### ACTIVITY
Word-for-word transcription: reproduce all of the data, but not the pictures.

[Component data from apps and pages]
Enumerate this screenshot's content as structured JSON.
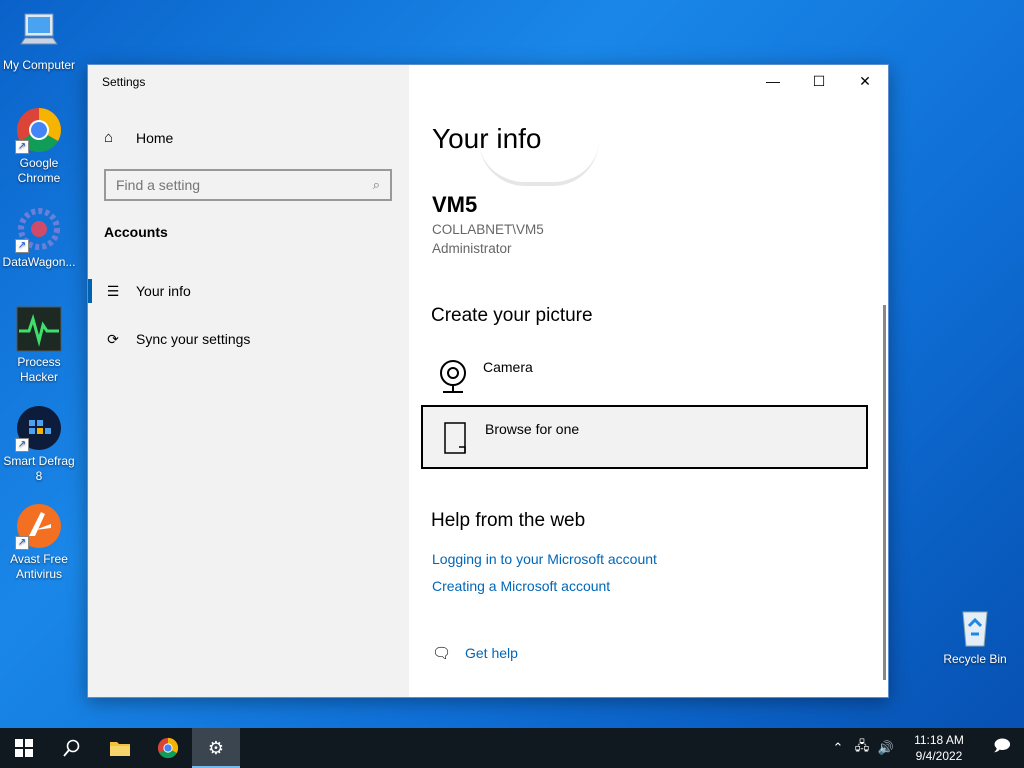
{
  "desktop": {
    "icons": [
      {
        "label": "My Computer"
      },
      {
        "label": "Google Chrome"
      },
      {
        "label": "DataWagon..."
      },
      {
        "label": "Process Hacker"
      },
      {
        "label": "Smart Defrag 8"
      },
      {
        "label": "Avast Free Antivirus"
      },
      {
        "label": "Recycle Bin"
      }
    ]
  },
  "window": {
    "title": "Settings",
    "controls": {
      "minimize": "—",
      "maximize": "☐",
      "close": "✕"
    }
  },
  "sidebar": {
    "home_label": "Home",
    "search_placeholder": "Find a setting",
    "section_label": "Accounts",
    "items": [
      {
        "label": "Your info",
        "icon": "person-list-icon",
        "active": true
      },
      {
        "label": "Sync your settings",
        "icon": "sync-icon",
        "active": false
      }
    ]
  },
  "main": {
    "page_title": "Your info",
    "user": {
      "name": "VM5",
      "account": "COLLABNET\\VM5",
      "role": "Administrator"
    },
    "create_picture": {
      "heading": "Create your picture",
      "camera_label": "Camera",
      "browse_label": "Browse for one"
    },
    "help": {
      "heading": "Help from the web",
      "links": [
        "Logging in to your Microsoft account",
        "Creating a Microsoft account"
      ],
      "get_help": "Get help"
    }
  },
  "taskbar": {
    "time": "11:18 AM",
    "date": "9/4/2022"
  },
  "colors": {
    "accent": "#0063b1",
    "link": "#0067b8",
    "taskbar": "#101820",
    "desktop": "#0f6fd6"
  }
}
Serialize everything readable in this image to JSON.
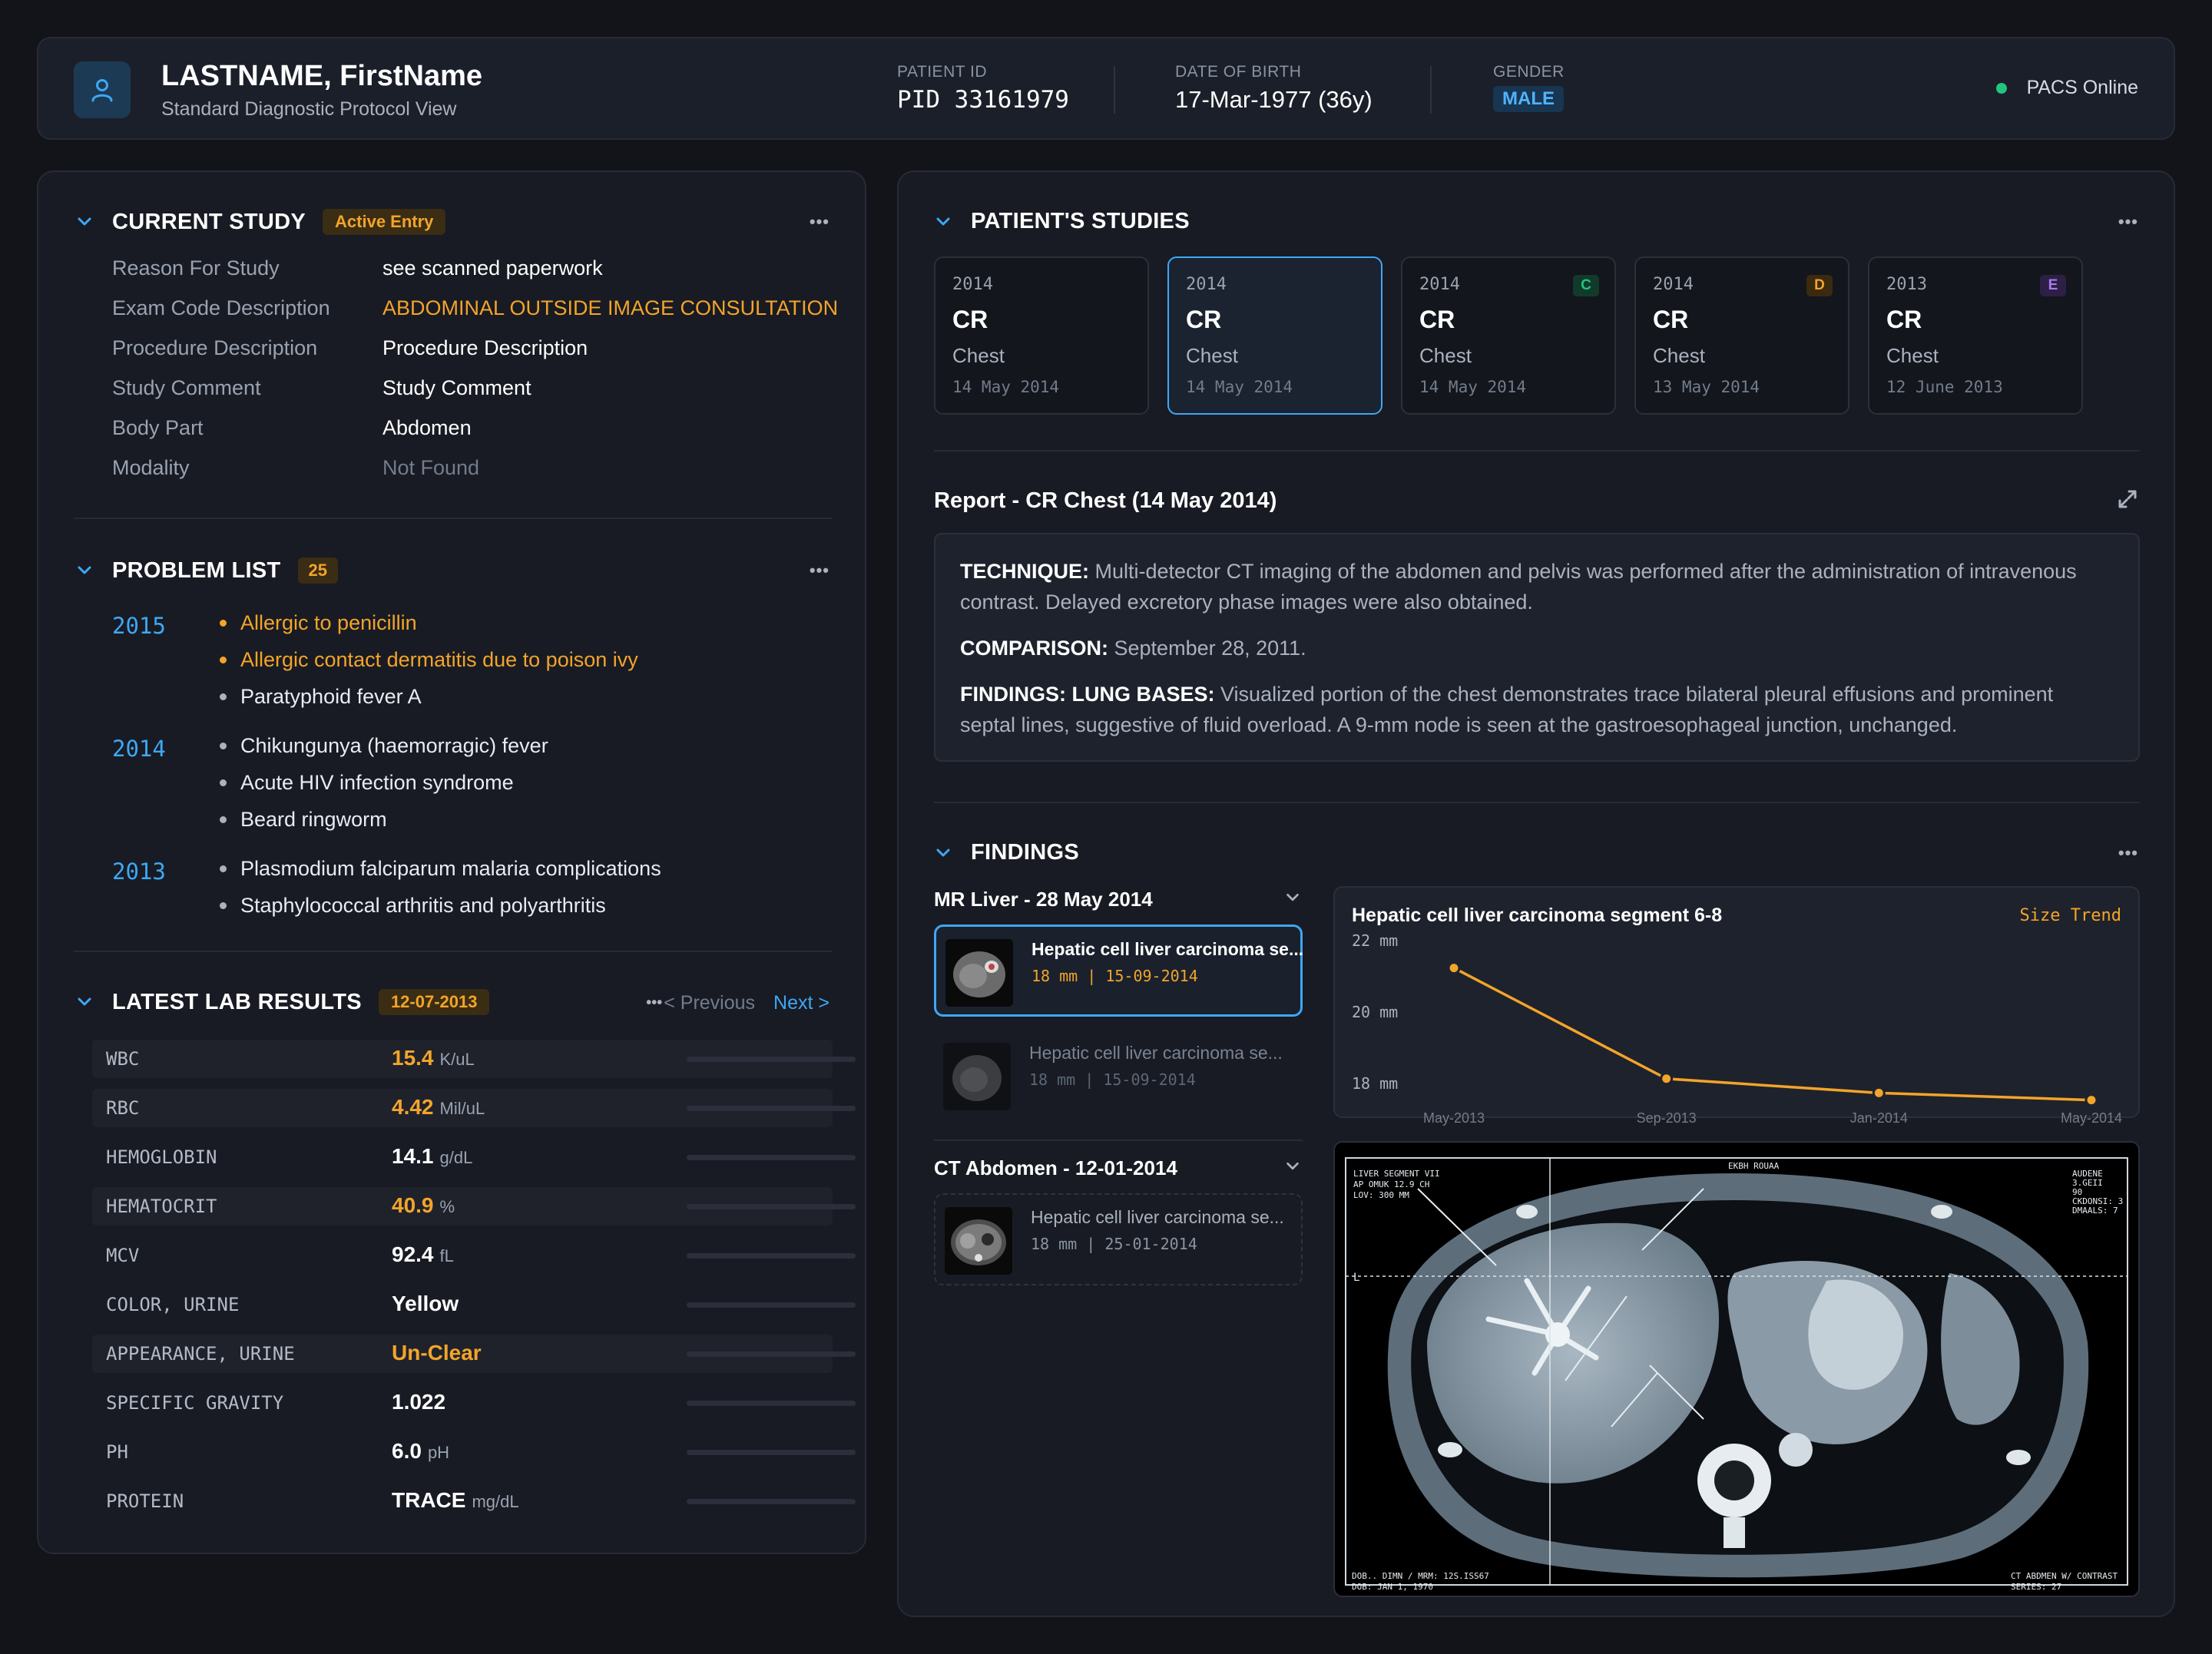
{
  "header": {
    "name": "LASTNAME, FirstName",
    "subtitle": "Standard Diagnostic Protocol View",
    "patient_id_label": "PATIENT ID",
    "patient_id": "PID 33161979",
    "dob_label": "DATE OF BIRTH",
    "dob": "17-Mar-1977 (36y)",
    "gender_label": "GENDER",
    "gender": "MALE",
    "status": "PACS Online",
    "status_color": "#22c47e"
  },
  "current_study": {
    "title": "CURRENT STUDY",
    "badge": "Active Entry",
    "menu": "•••",
    "rows": [
      {
        "label": "Reason For Study",
        "value": "see scanned paperwork"
      },
      {
        "label": "Exam Code Description",
        "value": "ABDOMINAL OUTSIDE IMAGE CONSULTATION"
      },
      {
        "label": "Procedure Description",
        "value": "Procedure Description"
      },
      {
        "label": "Study Comment",
        "value": "Study Comment"
      },
      {
        "label": "Body Part",
        "value": "Abdomen"
      },
      {
        "label": "Modality",
        "value": "Not Found"
      }
    ]
  },
  "problem_list": {
    "title": "PROBLEM LIST",
    "count": "25",
    "menu": "•••",
    "groups": [
      {
        "year": "2015",
        "items": [
          "Allergic to penicillin",
          "Allergic contact dermatitis due to poison ivy",
          "Paratyphoid fever A"
        ]
      },
      {
        "year": "2014",
        "items": [
          "Chikungunya (haemorragic) fever",
          "Acute HIV infection syndrome",
          "Beard ringworm"
        ]
      },
      {
        "year": "2013",
        "items": [
          "Plasmodium falciparum malaria complications",
          "Staphylococcal arthritis and polyarthritis"
        ]
      }
    ]
  },
  "lab_results": {
    "title": "LATEST LAB RESULTS",
    "date": "12-07-2013",
    "menu": "•••",
    "prev": "< Previous",
    "next": "Next >",
    "rows": [
      {
        "name": "WBC",
        "value": "15.4",
        "unit": "K/uL"
      },
      {
        "name": "RBC",
        "value": "4.42",
        "unit": "Mil/uL"
      },
      {
        "name": "HEMOGLOBIN",
        "value": "14.1",
        "unit": "g/dL"
      },
      {
        "name": "HEMATOCRIT",
        "value": "40.9",
        "unit": "%"
      },
      {
        "name": "MCV",
        "value": "92.4",
        "unit": "fL"
      },
      {
        "name": "COLOR, URINE",
        "value": "Yellow",
        "unit": ""
      },
      {
        "name": "APPEARANCE, URINE",
        "value": "Un-Clear",
        "unit": ""
      },
      {
        "name": "SPECIFIC GRAVITY",
        "value": "1.022",
        "unit": ""
      },
      {
        "name": "PH",
        "value": "6.0",
        "unit": "pH"
      },
      {
        "name": "PROTEIN",
        "value": "TRACE",
        "unit": "mg/dL"
      }
    ]
  },
  "studies": {
    "title": "PATIENT'S STUDIES",
    "menu": "•••",
    "cards": [
      {
        "year": "2014",
        "modality": "CR",
        "body_part": "Chest",
        "date": "14 May 2014",
        "tag": ""
      },
      {
        "year": "2014",
        "modality": "CR",
        "body_part": "Chest",
        "date": "14 May 2014",
        "tag": ""
      },
      {
        "year": "2014",
        "modality": "CR",
        "body_part": "Chest",
        "date": "14 May 2014",
        "tag": "C"
      },
      {
        "year": "2014",
        "modality": "CR",
        "body_part": "Chest",
        "date": "13 May 2014",
        "tag": "D"
      },
      {
        "year": "2013",
        "modality": "CR",
        "body_part": "Chest",
        "date": "12 June 2013",
        "tag": "E"
      }
    ]
  },
  "report": {
    "title": "Report - CR Chest (14 May 2014)",
    "technique_label": "TECHNIQUE:",
    "technique": "Multi-detector CT imaging of the abdomen and pelvis was performed after the administration of intravenous contrast. Delayed excretory phase images were also obtained.",
    "comparison_label": "COMPARISON:",
    "comparison": "September 28, 2011.",
    "findings_label": "FINDINGS: LUNG BASES:",
    "findings": "Visualized portion of the chest demonstrates trace bilateral pleural effusions and prominent septal lines, suggestive of fluid overload. A 9-mm node is seen at the gastroesophageal junction, unchanged."
  },
  "findings": {
    "title": "FINDINGS",
    "menu": "•••",
    "exam1": "MR Liver - 28 May 2014",
    "exam2": "CT Abdomen - 12-01-2014",
    "items": [
      {
        "title": "Hepatic cell liver carcinoma se...",
        "sub": "18 mm  |  15-09-2014"
      },
      {
        "title": "Hepatic cell liver carcinoma se...",
        "sub": "18 mm  |  15-09-2014"
      },
      {
        "title": "Hepatic cell liver carcinoma se...",
        "sub": "18 mm  |  25-01-2014"
      }
    ],
    "trend_title": "Hepatic cell liver carcinoma segment 6-8",
    "trend_label": "Size Trend"
  },
  "chart_data": {
    "type": "line",
    "title": "Hepatic cell liver carcinoma segment 6-8",
    "x": [
      "May-2013",
      "Sep-2013",
      "Jan-2014",
      "May-2014"
    ],
    "series": [
      {
        "name": "Size Trend",
        "values": [
          21.6,
          18.5,
          18.1,
          17.9
        ]
      }
    ],
    "y_ticks": [
      "22 mm",
      "20 mm",
      "18 mm"
    ],
    "ylim": [
      18,
      22
    ],
    "grid": false,
    "color": "#f3a42a"
  },
  "ct_overlay": {
    "top_left": [
      "LIVER SEGMENT VII",
      "AP OMUK 12.9 CH",
      "LOV: 300 MM"
    ],
    "top_center": "EKBH ROUAA",
    "top_right": [
      "AUDENE",
      "3.GEII",
      "90",
      "CKDONSI: 3",
      "DMAALS: 7"
    ],
    "bottom_left": [
      "DOB.. DIMN / MRM: 12S.ISS67",
      "DOB: JAN 1, 1970"
    ],
    "bottom_right": [
      "CT ABDMEN W/ CONTRAST",
      "SERIES: 27"
    ],
    "marker_l": "L"
  }
}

### FINISHED TASK
Enumerate this screenshot's content as structured JSON.
{
  "desktop": {
    "icons": [
      {
        "label": "My Computer"
      },
      {
        "label": "Google Chrome"
      },
      {
        "label": "DataWagon..."
      },
      {
        "label": "Process Hacker"
      },
      {
        "label": "Smart Defrag 8"
      },
      {
        "label": "Avast Free Antivirus"
      },
      {
        "label": "Recycle Bin"
      }
    ]
  },
  "window": {
    "title": "Settings",
    "controls": {
      "minimize": "—",
      "maximize": "☐",
      "close": "✕"
    }
  },
  "sidebar": {
    "home_label": "Home",
    "search_placeholder": "Find a setting",
    "section_label": "Accounts",
    "items": [
      {
        "label": "Your info",
        "icon": "person-list-icon",
        "active": true
      },
      {
        "label": "Sync your settings",
        "icon": "sync-icon",
        "active": false
      }
    ]
  },
  "main": {
    "page_title": "Your info",
    "user": {
      "name": "VM5",
      "account": "COLLABNET\\VM5",
      "role": "Administrator"
    },
    "create_picture": {
      "heading": "Create your picture",
      "camera_label": "Camera",
      "browse_label": "Browse for one"
    },
    "help": {
      "heading": "Help from the web",
      "links": [
        "Logging in to your Microsoft account",
        "Creating a Microsoft account"
      ],
      "get_help": "Get help"
    }
  },
  "taskbar": {
    "time": "11:18 AM",
    "date": "9/4/2022"
  },
  "colors": {
    "accent": "#0063b1",
    "link": "#0067b8",
    "taskbar": "#101820",
    "desktop": "#0f6fd6"
  }
}
Serialize everything readable in this image to JSON.
{
  "header": {
    "name": "LASTNAME, FirstName",
    "subtitle": "Standard Diagnostic Protocol View",
    "patient_id_label": "PATIENT ID",
    "patient_id": "PID 33161979",
    "dob_label": "DATE OF BIRTH",
    "dob": "17-Mar-1977 (36y)",
    "gender_label": "GENDER",
    "gender": "MALE",
    "status": "PACS Online",
    "status_color": "#22c47e"
  },
  "current_study": {
    "title": "CURRENT STUDY",
    "badge": "Active Entry",
    "menu": "•••",
    "rows": [
      {
        "label": "Reason For Study",
        "value": "see scanned paperwork"
      },
      {
        "label": "Exam Code Description",
        "value": "ABDOMINAL OUTSIDE IMAGE CONSULTATION"
      },
      {
        "label": "Procedure Description",
        "value": "Procedure Description"
      },
      {
        "label": "Study Comment",
        "value": "Study Comment"
      },
      {
        "label": "Body Part",
        "value": "Abdomen"
      },
      {
        "label": "Modality",
        "value": "Not Found"
      }
    ]
  },
  "problem_list": {
    "title": "PROBLEM LIST",
    "count": "25",
    "menu": "•••",
    "groups": [
      {
        "year": "2015",
        "items": [
          "Allergic to penicillin",
          "Allergic contact dermatitis due to poison ivy",
          "Paratyphoid fever A"
        ]
      },
      {
        "year": "2014",
        "items": [
          "Chikungunya (haemorragic) fever",
          "Acute HIV infection syndrome",
          "Beard ringworm"
        ]
      },
      {
        "year": "2013",
        "items": [
          "Plasmodium falciparum malaria complications",
          "Staphylococcal arthritis and polyarthritis"
        ]
      }
    ]
  },
  "lab_results": {
    "title": "LATEST LAB RESULTS",
    "date": "12-07-2013",
    "menu": "•••",
    "prev": "< Previous",
    "next": "Next >",
    "rows": [
      {
        "name": "WBC",
        "value": "15.4",
        "unit": "K/uL"
      },
      {
        "name": "RBC",
        "value": "4.42",
        "unit": "Mil/uL"
      },
      {
        "name": "HEMOGLOBIN",
        "value": "14.1",
        "unit": "g/dL"
      },
      {
        "name": "HEMATOCRIT",
        "value": "40.9",
        "unit": "%"
      },
      {
        "name": "MCV",
        "value": "92.4",
        "unit": "fL"
      },
      {
        "name": "COLOR, URINE",
        "value": "Yellow",
        "unit": ""
      },
      {
        "name": "APPEARANCE, URINE",
        "value": "Un-Clear",
        "unit": ""
      },
      {
        "name": "SPECIFIC GRAVITY",
        "value": "1.022",
        "unit": ""
      },
      {
        "name": "PH",
        "value": "6.0",
        "unit": "pH"
      },
      {
        "name": "PROTEIN",
        "value": "TRACE",
        "unit": "mg/dL"
      }
    ]
  },
  "studies": {
    "title": "PATIENT'S STUDIES",
    "menu": "•••",
    "cards": [
      {
        "year": "2014",
        "modality": "CR",
        "body_part": "Chest",
        "date": "14 May 2014",
        "tag": ""
      },
      {
        "year": "2014",
        "modality": "CR",
        "body_part": "Chest",
        "date": "14 May 2014",
        "tag": ""
      },
      {
        "year": "2014",
        "modality": "CR",
        "body_part": "Chest",
        "date": "14 May 2014",
        "tag": "C"
      },
      {
        "year": "2014",
        "modality": "CR",
        "body_part": "Chest",
        "date": "13 May 2014",
        "tag": "D"
      },
      {
        "year": "2013",
        "modality": "CR",
        "body_part": "Chest",
        "date": "12 June 2013",
        "tag": "E"
      }
    ]
  },
  "report": {
    "title": "Report - CR Chest (14 May 2014)",
    "technique_label": "TECHNIQUE:",
    "technique": "Multi-detector CT imaging of the abdomen and pelvis was performed after the administration of intravenous contrast. Delayed excretory phase images were also obtained.",
    "comparison_label": "COMPARISON:",
    "comparison": "September 28, 2011.",
    "findings_label": "FINDINGS: LUNG BASES:",
    "findings": "Visualized portion of the chest demonstrates trace bilateral pleural effusions and prominent septal lines, suggestive of fluid overload. A 9-mm node is seen at the gastroesophageal junction, unchanged."
  },
  "findings": {
    "title": "FINDINGS",
    "menu": "•••",
    "exam1": "MR Liver - 28 May 2014",
    "exam2": "CT Abdomen - 12-01-2014",
    "items": [
      {
        "title": "Hepatic cell liver carcinoma se...",
        "sub": "18 mm  |  15-09-2014"
      },
      {
        "title": "Hepatic cell liver carcinoma se...",
        "sub": "18 mm  |  15-09-2014"
      },
      {
        "title": "Hepatic cell liver carcinoma se...",
        "sub": "18 mm  |  25-01-2014"
      }
    ],
    "trend_title": "Hepatic cell liver carcinoma segment 6-8",
    "trend_label": "Size Trend"
  },
  "chart_data": {
    "type": "line",
    "title": "Hepatic cell liver carcinoma segment 6-8",
    "x": [
      "May-2013",
      "Sep-2013",
      "Jan-2014",
      "May-2014"
    ],
    "series": [
      {
        "name": "Size Trend",
        "values": [
          21.6,
          18.5,
          18.1,
          17.9
        ]
      }
    ],
    "y_ticks": [
      "22 mm",
      "20 mm",
      "18 mm"
    ],
    "ylim": [
      18,
      22
    ],
    "grid": false,
    "color": "#f3a42a"
  },
  "ct_overlay": {
    "top_left": [
      "LIVER SEGMENT VII",
      "AP OMUK 12.9 CH",
      "LOV: 300 MM"
    ],
    "top_center": "EKBH ROUAA",
    "top_right": [
      "AUDENE",
      "3.GEII",
      "90",
      "CKDONSI: 3",
      "DMAALS: 7"
    ],
    "bottom_left": [
      "DOB.. DIMN / MRM: 12S.ISS67",
      "DOB: JAN 1, 1970"
    ],
    "bottom_right": [
      "CT ABDMEN W/ CONTRAST",
      "SERIES: 27"
    ],
    "marker_l": "L"
  }
}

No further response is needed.